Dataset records
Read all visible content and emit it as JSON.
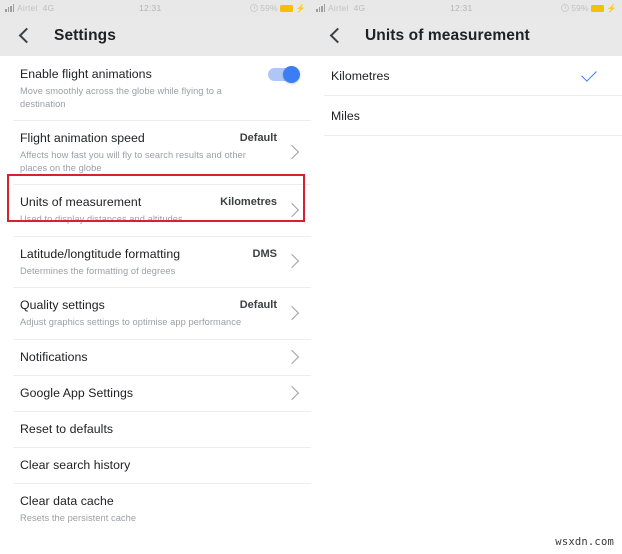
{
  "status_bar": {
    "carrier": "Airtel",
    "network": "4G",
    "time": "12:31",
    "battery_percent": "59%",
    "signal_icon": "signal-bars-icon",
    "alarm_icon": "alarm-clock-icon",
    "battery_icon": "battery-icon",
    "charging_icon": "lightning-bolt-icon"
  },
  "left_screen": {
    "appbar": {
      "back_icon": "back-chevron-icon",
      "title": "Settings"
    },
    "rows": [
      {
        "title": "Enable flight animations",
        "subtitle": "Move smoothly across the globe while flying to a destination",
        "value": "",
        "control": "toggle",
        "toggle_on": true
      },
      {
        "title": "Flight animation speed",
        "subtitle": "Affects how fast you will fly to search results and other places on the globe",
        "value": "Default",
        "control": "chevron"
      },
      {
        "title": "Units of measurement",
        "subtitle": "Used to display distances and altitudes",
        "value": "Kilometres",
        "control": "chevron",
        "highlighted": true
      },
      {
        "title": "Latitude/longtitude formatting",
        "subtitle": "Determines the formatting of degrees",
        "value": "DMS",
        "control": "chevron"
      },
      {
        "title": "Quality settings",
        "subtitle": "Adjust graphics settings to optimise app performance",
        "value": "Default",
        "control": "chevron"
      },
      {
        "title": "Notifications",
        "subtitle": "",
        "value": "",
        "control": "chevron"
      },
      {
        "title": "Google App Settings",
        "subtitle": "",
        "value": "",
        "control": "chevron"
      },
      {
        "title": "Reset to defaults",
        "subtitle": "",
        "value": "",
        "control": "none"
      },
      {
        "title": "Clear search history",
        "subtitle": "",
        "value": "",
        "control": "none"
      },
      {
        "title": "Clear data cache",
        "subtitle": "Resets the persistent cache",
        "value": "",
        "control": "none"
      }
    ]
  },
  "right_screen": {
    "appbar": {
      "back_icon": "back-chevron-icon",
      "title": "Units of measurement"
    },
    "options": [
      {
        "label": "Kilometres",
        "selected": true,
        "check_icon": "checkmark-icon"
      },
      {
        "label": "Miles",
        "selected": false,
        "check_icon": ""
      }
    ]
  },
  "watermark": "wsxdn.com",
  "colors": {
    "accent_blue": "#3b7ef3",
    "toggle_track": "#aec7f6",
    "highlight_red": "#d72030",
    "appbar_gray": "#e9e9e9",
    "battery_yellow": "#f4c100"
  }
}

--

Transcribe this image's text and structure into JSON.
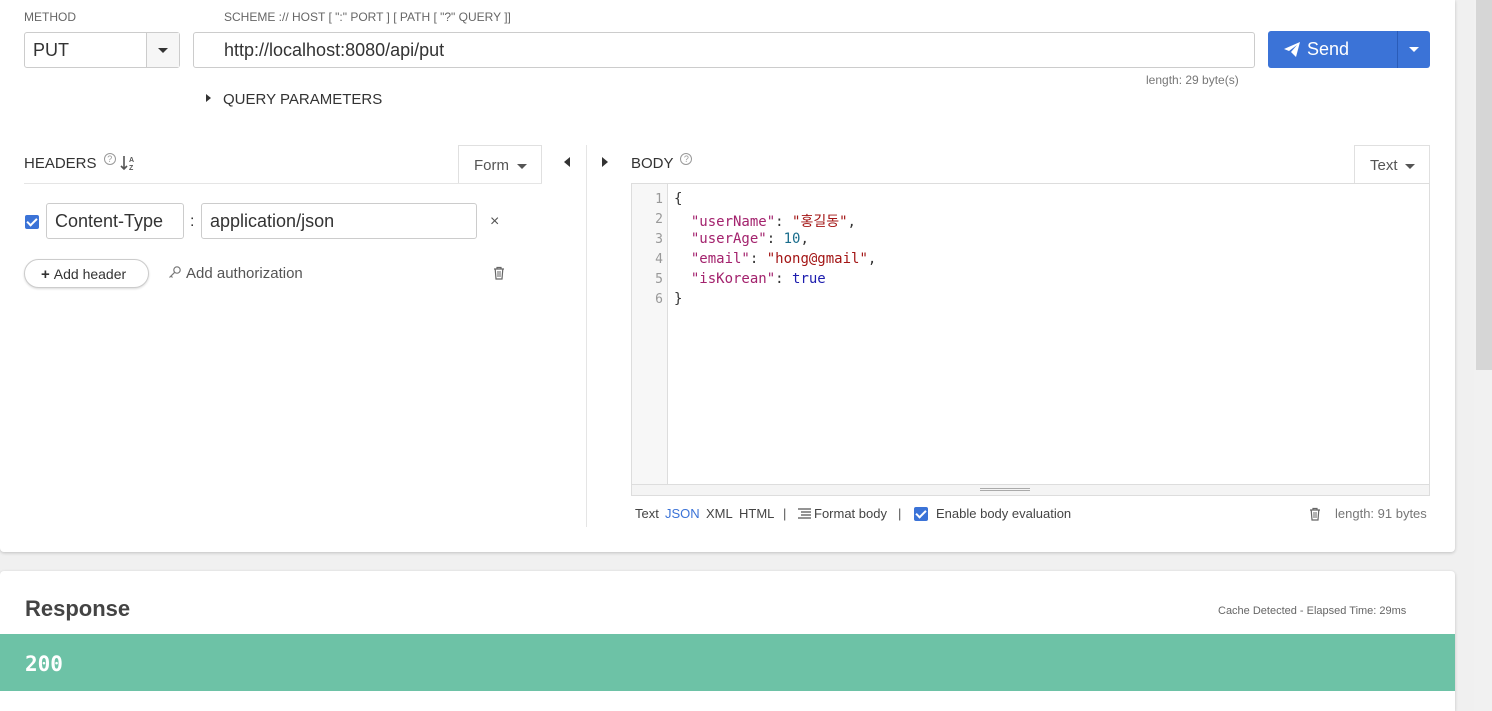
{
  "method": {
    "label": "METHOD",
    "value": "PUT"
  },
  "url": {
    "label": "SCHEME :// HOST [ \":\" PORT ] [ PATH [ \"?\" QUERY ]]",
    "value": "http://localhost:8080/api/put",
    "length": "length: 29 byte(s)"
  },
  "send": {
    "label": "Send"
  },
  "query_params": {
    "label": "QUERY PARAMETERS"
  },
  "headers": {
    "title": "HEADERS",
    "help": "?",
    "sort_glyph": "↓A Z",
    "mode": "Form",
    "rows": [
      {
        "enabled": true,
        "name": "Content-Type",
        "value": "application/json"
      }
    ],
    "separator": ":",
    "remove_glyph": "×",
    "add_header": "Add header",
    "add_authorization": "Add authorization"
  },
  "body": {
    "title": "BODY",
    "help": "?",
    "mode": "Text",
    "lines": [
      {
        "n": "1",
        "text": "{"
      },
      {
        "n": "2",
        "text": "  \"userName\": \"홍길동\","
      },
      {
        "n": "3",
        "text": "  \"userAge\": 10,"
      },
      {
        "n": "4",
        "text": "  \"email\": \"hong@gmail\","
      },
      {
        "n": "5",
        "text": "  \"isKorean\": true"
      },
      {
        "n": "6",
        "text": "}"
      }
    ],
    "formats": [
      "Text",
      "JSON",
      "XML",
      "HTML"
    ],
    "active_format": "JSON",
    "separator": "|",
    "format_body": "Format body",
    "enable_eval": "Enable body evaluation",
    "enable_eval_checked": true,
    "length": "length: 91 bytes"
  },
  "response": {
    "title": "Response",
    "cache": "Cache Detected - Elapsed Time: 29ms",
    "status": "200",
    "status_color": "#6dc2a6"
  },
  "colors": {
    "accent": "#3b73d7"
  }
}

* * *

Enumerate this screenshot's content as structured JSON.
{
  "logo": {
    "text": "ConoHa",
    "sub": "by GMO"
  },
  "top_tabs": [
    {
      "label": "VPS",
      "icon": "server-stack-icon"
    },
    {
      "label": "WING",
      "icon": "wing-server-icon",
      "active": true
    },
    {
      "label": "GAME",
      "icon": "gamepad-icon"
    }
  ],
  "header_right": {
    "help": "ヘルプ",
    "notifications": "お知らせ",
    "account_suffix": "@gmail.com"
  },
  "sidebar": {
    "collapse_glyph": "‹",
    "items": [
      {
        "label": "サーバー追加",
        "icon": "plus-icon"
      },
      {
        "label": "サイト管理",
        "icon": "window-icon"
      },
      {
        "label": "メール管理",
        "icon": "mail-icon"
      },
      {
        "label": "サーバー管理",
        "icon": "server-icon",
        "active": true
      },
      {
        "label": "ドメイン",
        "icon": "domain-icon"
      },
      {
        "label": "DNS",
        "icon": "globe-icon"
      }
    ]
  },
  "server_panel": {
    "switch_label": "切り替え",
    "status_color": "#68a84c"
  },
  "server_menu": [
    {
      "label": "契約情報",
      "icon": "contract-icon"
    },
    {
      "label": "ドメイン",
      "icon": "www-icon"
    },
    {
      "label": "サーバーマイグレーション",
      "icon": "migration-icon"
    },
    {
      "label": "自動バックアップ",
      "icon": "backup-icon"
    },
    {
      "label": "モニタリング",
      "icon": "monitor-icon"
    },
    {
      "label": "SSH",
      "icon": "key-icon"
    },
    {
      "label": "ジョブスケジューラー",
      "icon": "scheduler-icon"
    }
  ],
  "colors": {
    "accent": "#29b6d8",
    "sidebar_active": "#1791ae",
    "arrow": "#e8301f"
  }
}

◆ PROBLEM DESCRIPTION: Locate all lines holding the word "formatting", then copy them out.

◆ RESULT:
        "title": "Latitude/longtitude formatting",
        "subtitle": "Determines the formatting of degrees",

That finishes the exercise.